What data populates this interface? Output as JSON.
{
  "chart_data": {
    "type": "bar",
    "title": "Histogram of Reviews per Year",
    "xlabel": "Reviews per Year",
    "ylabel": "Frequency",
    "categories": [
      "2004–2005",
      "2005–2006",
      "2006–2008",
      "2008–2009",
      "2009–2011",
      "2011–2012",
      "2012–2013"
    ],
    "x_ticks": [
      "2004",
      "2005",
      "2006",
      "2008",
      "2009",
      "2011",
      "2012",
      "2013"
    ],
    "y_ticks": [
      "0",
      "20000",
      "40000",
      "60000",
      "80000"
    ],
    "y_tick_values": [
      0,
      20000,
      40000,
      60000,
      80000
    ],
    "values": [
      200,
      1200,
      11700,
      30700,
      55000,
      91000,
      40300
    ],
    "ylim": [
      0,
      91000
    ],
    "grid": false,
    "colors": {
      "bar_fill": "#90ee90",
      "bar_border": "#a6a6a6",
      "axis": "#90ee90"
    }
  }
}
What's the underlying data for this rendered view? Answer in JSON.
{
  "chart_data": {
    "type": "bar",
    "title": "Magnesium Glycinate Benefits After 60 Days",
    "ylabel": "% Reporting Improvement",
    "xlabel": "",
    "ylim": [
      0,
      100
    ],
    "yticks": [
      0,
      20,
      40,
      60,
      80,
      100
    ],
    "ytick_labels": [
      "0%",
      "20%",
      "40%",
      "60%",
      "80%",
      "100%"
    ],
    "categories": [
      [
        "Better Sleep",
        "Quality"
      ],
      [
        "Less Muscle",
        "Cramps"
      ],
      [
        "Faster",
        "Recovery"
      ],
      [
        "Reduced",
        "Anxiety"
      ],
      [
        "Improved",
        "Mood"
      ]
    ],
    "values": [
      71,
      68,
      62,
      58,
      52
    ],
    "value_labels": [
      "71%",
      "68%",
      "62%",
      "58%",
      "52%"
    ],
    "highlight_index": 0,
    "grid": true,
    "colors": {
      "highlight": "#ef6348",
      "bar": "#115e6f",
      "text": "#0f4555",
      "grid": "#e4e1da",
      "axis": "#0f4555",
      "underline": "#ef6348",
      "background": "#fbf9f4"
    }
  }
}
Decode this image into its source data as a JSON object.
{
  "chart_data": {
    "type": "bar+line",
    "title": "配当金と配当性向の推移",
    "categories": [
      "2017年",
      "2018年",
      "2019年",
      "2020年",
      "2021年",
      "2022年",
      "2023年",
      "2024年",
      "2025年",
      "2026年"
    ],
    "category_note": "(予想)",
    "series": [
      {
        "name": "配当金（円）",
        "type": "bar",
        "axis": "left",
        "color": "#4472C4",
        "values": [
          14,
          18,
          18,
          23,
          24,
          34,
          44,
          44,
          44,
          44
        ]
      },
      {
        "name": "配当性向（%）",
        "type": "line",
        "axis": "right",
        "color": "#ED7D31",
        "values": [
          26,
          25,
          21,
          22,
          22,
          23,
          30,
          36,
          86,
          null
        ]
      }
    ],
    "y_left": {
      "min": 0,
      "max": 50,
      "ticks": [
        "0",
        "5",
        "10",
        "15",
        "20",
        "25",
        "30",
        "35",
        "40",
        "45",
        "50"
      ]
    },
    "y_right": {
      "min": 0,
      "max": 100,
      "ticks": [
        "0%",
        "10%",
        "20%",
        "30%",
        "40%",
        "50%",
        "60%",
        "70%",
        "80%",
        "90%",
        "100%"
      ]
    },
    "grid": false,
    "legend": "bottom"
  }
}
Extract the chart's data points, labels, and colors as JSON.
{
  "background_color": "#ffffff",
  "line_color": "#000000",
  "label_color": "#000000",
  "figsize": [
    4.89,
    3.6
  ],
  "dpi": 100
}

[Set problem] Which lines of the material contain the string "title"? List each of them.

[Completed exercise]
    "title": "Histogram of Reviews per Year",
    "title": "Magnesium Glycinate Benefits After 60 Days",
    "title": "配当金と配当性向の推移",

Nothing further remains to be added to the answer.